● **输入内容**
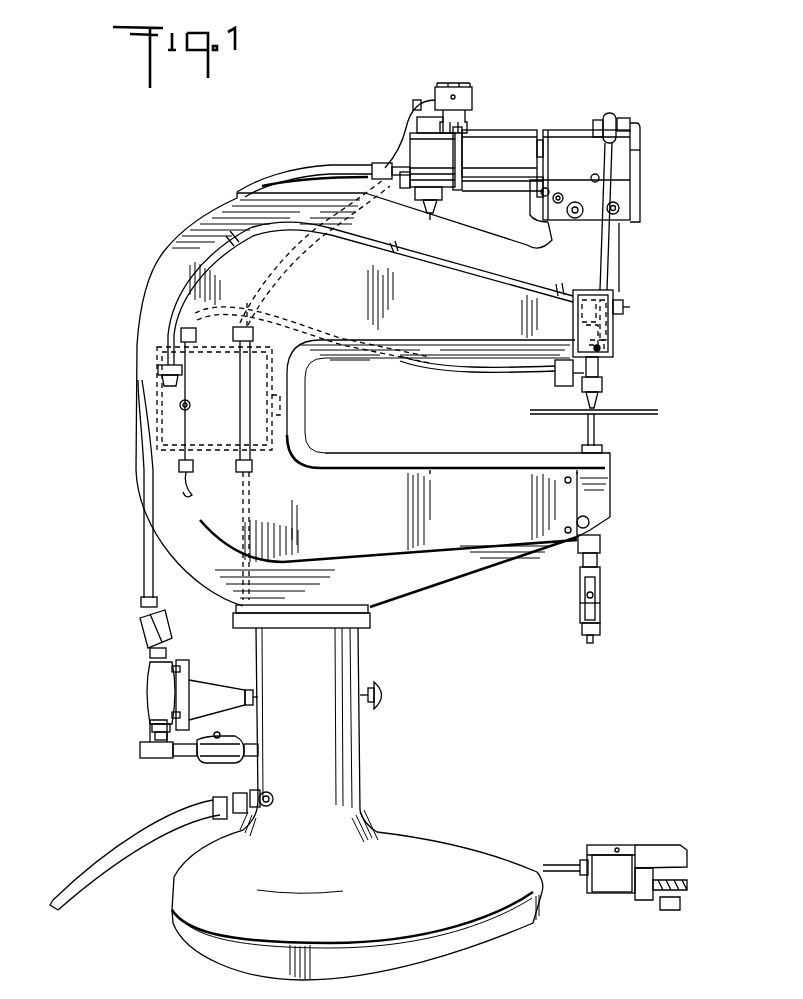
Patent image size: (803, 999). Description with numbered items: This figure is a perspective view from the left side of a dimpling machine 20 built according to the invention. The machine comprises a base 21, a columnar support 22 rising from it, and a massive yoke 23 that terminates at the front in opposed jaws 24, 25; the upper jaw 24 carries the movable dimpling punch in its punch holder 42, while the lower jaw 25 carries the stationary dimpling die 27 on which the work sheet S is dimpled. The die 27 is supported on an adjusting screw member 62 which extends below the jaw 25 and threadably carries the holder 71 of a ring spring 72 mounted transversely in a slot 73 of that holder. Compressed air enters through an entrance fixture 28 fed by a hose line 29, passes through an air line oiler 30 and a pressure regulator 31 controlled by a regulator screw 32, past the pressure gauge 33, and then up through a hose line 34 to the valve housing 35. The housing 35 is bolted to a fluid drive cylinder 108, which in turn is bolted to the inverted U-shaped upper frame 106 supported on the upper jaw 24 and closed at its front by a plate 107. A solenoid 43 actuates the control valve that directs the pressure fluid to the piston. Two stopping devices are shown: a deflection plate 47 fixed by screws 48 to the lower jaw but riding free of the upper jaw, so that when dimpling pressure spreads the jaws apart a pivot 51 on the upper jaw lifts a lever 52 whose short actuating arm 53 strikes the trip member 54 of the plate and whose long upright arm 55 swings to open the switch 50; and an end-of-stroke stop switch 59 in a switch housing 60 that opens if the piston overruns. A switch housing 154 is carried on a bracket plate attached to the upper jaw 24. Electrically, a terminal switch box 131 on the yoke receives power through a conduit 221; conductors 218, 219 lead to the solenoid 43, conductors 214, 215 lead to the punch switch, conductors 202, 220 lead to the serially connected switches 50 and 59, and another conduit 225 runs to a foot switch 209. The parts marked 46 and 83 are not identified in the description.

The dimpling machine 20 is at (180, 230).
The hose line 34 is at (288, 180).
The solenoid 43 is at (471, 101).
The valve housing 35 is at (441, 158).
The fluid drive cylinder 108 is at (515, 158).
The upper frame 106 is at (597, 161).
The plate 107 is at (641, 167).
The switch housing 60 is at (609, 113).
The stop switch 59 is at (628, 118).
The conductor 202 is at (343, 224).
The conductor 220 is at (325, 219).
The conductor 218 is at (331, 298).
The conductor 219 is at (310, 290).
The deflection plate 47 is at (452, 314).
The deflection trip switch 50 is at (584, 290).
The trip member 54 is at (584, 318).
The short actuating arm 53 is at (584, 338).
The upright arm 55 is at (612, 322).
The lever 52 is at (614, 332).
The pivot 51 is at (605, 345).
The electrode clamp 46 is at (610, 377).
The punch holder 42 is at (603, 393).
The switch housing 154 is at (555, 380).
The upper jaw 24 is at (478, 358).
The conductor 214 is at (382, 378).
The conductor 215 is at (382, 396).
The sheet metal S is at (620, 411).
The stationary dimpling die 27 is at (597, 423).
The adjusting screw member 62 is at (603, 448).
The lower jaw 25 is at (448, 462).
The screws 48 is at (566, 527).
The yoke 23 is at (145, 386).
The terminal switch box 131 is at (157, 405).
The conduit 221 is at (188, 494).
The conduit 225 is at (255, 496).
The holder 71 is at (600, 571).
The slot 73 is at (598, 591).
The ring spring 72 is at (600, 603).
The adjusting nut 83 is at (600, 646).
The pressure gauge 33 is at (148, 631).
The pressure regulator 31 is at (150, 698).
The regulator screw 32 is at (379, 690).
The air line oiler 30 is at (218, 763).
The entrance fixture 28 is at (262, 792).
The hose line 29 is at (115, 840).
The columnar support 22 is at (360, 784).
The base 21 is at (436, 851).
The foot switch 209 is at (660, 840).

● **任务要求**
请把上面所有条目的文字一字不差地复制下来，回答中不要包含图片。

● **书面回复**
Patent image size: (803, 999). Description with numbered items: This figure is a perspective view from the left side of a dimpling machine 20 built according to the invention. The machine comprises a base 21, a columnar support 22 rising from it, and a massive yoke 23 that terminates at the front in opposed jaws 24, 25; the upper jaw 24 carries the movable dimpling punch in its punch holder 42, while the lower jaw 25 carries the stationary dimpling die 27 on which the work sheet S is dimpled. The die 27 is supported on an adjusting screw member 62 which extends below the jaw 25 and threadably carries the holder 71 of a ring spring 72 mounted transversely in a slot 73 of that holder. Compressed air enters through an entrance fixture 28 fed by a hose line 29, passes through an air line oiler 30 and a pressure regulator 31 controlled by a regulator screw 32, past the pressure gauge 33, and then up through a hose line 34 to the valve housing 35. The housing 35 is bolted to a fluid drive cylinder 108, which in turn is bolted to the inverted U-shaped upper frame 106 supported on the upper jaw 24 and closed at its front by a plate 107. A solenoid 43 actuates the control valve that directs the pressure fluid to the piston. Two stopping devices are shown: a deflection plate 47 fixed by screws 48 to the lower jaw but riding free of the upper jaw, so that when dimpling pressure spreads the jaws apart a pivot 51 on the upper jaw lifts a lever 52 whose short actuating arm 53 strikes the trip member 54 of the plate and whose long upright arm 55 swings to open the switch 50; and an end-of-stroke stop switch 59 in a switch housing 60 that opens if the piston overruns. A switch housing 154 is carried on a bracket plate attached to the upper jaw 24. Electrically, a terminal switch box 131 on the yoke receives power through a conduit 221; conductors 218, 219 lead to the solenoid 43, conductors 214, 215 lead to the punch switch, conductors 202, 220 lead to the serially connected switches 50 and 59, and another conduit 225 runs to a foot switch 209. The parts marked 46 and 83 are not identified in the description.

The dimpling machine 20 is at (180, 230).
The hose line 34 is at (288, 180).
The solenoid 43 is at (471, 101).
The valve housing 35 is at (441, 158).
The fluid drive cylinder 108 is at (515, 158).
The upper frame 106 is at (597, 161).
The plate 107 is at (641, 167).
The switch housing 60 is at (609, 113).
The stop switch 59 is at (628, 118).
The conductor 202 is at (343, 224).
The conductor 220 is at (325, 219).
The conductor 218 is at (331, 298).
The conductor 219 is at (310, 290).
The deflection plate 47 is at (452, 314).
The deflection trip switch 50 is at (584, 290).
The trip member 54 is at (584, 318).
The short actuating arm 53 is at (584, 338).
The upright arm 55 is at (612, 322).
The lever 52 is at (614, 332).
The pivot 51 is at (605, 345).
The electrode clamp 46 is at (610, 377).
The punch holder 42 is at (603, 393).
The switch housing 154 is at (555, 380).
The upper jaw 24 is at (478, 358).
The conductor 214 is at (382, 378).
The conductor 215 is at (382, 396).
The sheet metal S is at (620, 411).
The stationary dimpling die 27 is at (597, 423).
The adjusting screw member 62 is at (603, 448).
The lower jaw 25 is at (448, 462).
The screws 48 is at (566, 527).
The yoke 23 is at (145, 386).
The terminal switch box 131 is at (157, 405).
The conduit 221 is at (188, 494).
The conduit 225 is at (255, 496).
The holder 71 is at (600, 571).
The slot 73 is at (598, 591).
The ring spring 72 is at (600, 603).
The adjusting nut 83 is at (600, 646).
The pressure gauge 33 is at (148, 631).
The pressure regulator 31 is at (150, 698).
The regulator screw 32 is at (379, 690).
The air line oiler 30 is at (218, 763).
The entrance fixture 28 is at (262, 792).
The hose line 29 is at (115, 840).
The columnar support 22 is at (360, 784).
The base 21 is at (436, 851).
The foot switch 209 is at (660, 840).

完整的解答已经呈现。